Records contained in a dataset:
######

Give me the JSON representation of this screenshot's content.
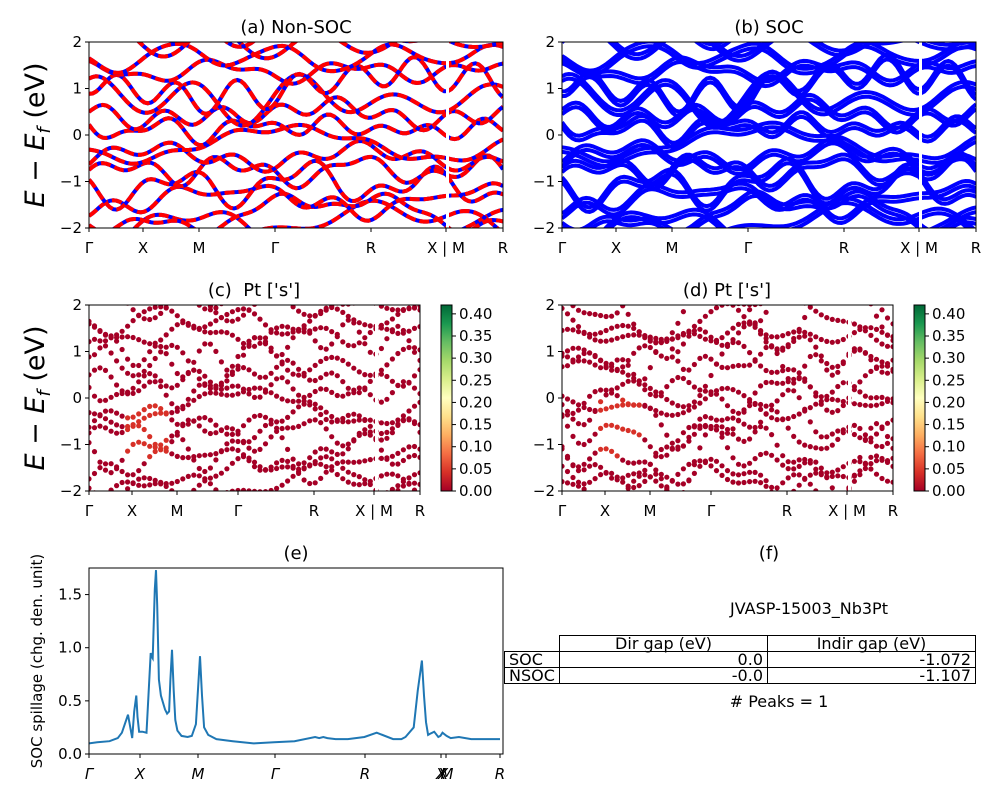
{
  "chart_data": [
    {
      "panel": "a",
      "type": "line",
      "title": "(a) Non-SOC",
      "ylabel": "E - E_f (eV)",
      "ylim": [
        -2,
        2
      ],
      "yticks": [
        "−2",
        "−1",
        "0",
        "1",
        "2"
      ],
      "xticks": [
        "Γ",
        "X",
        "M",
        "Γ",
        "R",
        "X | M",
        "R"
      ],
      "series": [
        {
          "color": "#0000ff",
          "values": "band structure, spin-up (blue)"
        },
        {
          "color": "#ff0000",
          "values": "band structure, spin-down (red dashed)"
        }
      ]
    },
    {
      "panel": "b",
      "type": "line",
      "title": "(b) SOC",
      "ylim": [
        -2,
        2
      ],
      "yticks": [
        "−2",
        "−1",
        "0",
        "1",
        "2"
      ],
      "xticks": [
        "Γ",
        "X",
        "M",
        "Γ",
        "R",
        "X | M",
        "R"
      ],
      "series": [
        {
          "color": "#0000ff"
        }
      ]
    },
    {
      "panel": "c",
      "type": "scatter",
      "title": "(c)  Pt ['s']",
      "ylabel": "E - E_f (eV)",
      "ylim": [
        -2,
        2
      ],
      "yticks": [
        "−2",
        "−1",
        "0",
        "1",
        "2"
      ],
      "xticks": [
        "Γ",
        "X",
        "M",
        "Γ",
        "R",
        "X | M",
        "R"
      ],
      "colorbar": {
        "ticks": [
          "0.00",
          "0.05",
          "0.10",
          "0.15",
          "0.20",
          "0.25",
          "0.30",
          "0.35",
          "0.40"
        ],
        "range": [
          0,
          0.42
        ],
        "colormap": "RdYlGn"
      }
    },
    {
      "panel": "d",
      "type": "scatter",
      "title": "(d) Pt ['s']",
      "ylim": [
        -2,
        2
      ],
      "yticks": [
        "−2",
        "−1",
        "0",
        "1",
        "2"
      ],
      "xticks": [
        "Γ",
        "X",
        "M",
        "Γ",
        "R",
        "X | M",
        "R"
      ],
      "colorbar": {
        "ticks": [
          "0.00",
          "0.05",
          "0.10",
          "0.15",
          "0.20",
          "0.25",
          "0.30",
          "0.35",
          "0.40"
        ],
        "range": [
          0,
          0.42
        ],
        "colormap": "RdYlGn"
      }
    },
    {
      "panel": "e",
      "type": "line",
      "title": "(e)",
      "ylabel": "SOC spillage (chg. den. unit)",
      "ylim": [
        0,
        1.75
      ],
      "yticks": [
        "0.0",
        "0.5",
        "1.0",
        "1.5"
      ],
      "xticks": [
        "Γ",
        "X",
        "M",
        "Γ",
        "R",
        "XX",
        "M",
        "R"
      ],
      "series": [
        {
          "color": "#1f77b4",
          "x": [
            0.0,
            0.02,
            0.05,
            0.07,
            0.08,
            0.095,
            0.105,
            0.11,
            0.115,
            0.118,
            0.122,
            0.126,
            0.13,
            0.14,
            0.15,
            0.152,
            0.155,
            0.16,
            0.163,
            0.166,
            0.17,
            0.175,
            0.185,
            0.19,
            0.195,
            0.198,
            0.202,
            0.206,
            0.21,
            0.215,
            0.225,
            0.24,
            0.25,
            0.26,
            0.27,
            0.275,
            0.28,
            0.29,
            0.31,
            0.35,
            0.4,
            0.45,
            0.5,
            0.55,
            0.56,
            0.57,
            0.58,
            0.6,
            0.63,
            0.67,
            0.7,
            0.74,
            0.76,
            0.77,
            0.79,
            0.8,
            0.81,
            0.815,
            0.82,
            0.825,
            0.83,
            0.835,
            0.84,
            0.85,
            0.855,
            0.86,
            0.87,
            0.88,
            0.9,
            0.93,
            0.97,
            1.0
          ],
          "y": [
            0.1,
            0.11,
            0.12,
            0.15,
            0.2,
            0.37,
            0.15,
            0.4,
            0.55,
            0.35,
            0.21,
            0.21,
            0.21,
            0.2,
            0.95,
            0.92,
            0.9,
            1.55,
            1.73,
            1.4,
            0.7,
            0.55,
            0.42,
            0.38,
            0.4,
            0.7,
            0.98,
            0.6,
            0.32,
            0.22,
            0.17,
            0.16,
            0.17,
            0.28,
            0.92,
            0.55,
            0.25,
            0.18,
            0.14,
            0.12,
            0.1,
            0.11,
            0.12,
            0.16,
            0.15,
            0.16,
            0.15,
            0.14,
            0.14,
            0.16,
            0.2,
            0.14,
            0.14,
            0.16,
            0.25,
            0.6,
            0.88,
            0.55,
            0.3,
            0.18,
            0.19,
            0.2,
            0.21,
            0.16,
            0.17,
            0.2,
            0.17,
            0.15,
            0.16,
            0.14,
            0.14,
            0.14
          ]
        }
      ]
    }
  ],
  "panel_f": {
    "title": "(f)",
    "material": "JVASP-15003_Nb3Pt",
    "table": {
      "headers": [
        "Dir gap (eV)",
        "Indir gap (eV)"
      ],
      "rows": [
        {
          "label": "SOC",
          "dir": "0.0",
          "indir": "-1.072"
        },
        {
          "label": "NSOC",
          "dir": "-0.0",
          "indir": "-1.107"
        }
      ]
    },
    "peaks": "# Peaks = 1"
  }
}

######

Stated problem — Scan the material above. Copy each line that holds the word "values".

The solution —
          "values": "band structure, spin-up (blue)"
          "values": "band structure, spin-down (red dashed)"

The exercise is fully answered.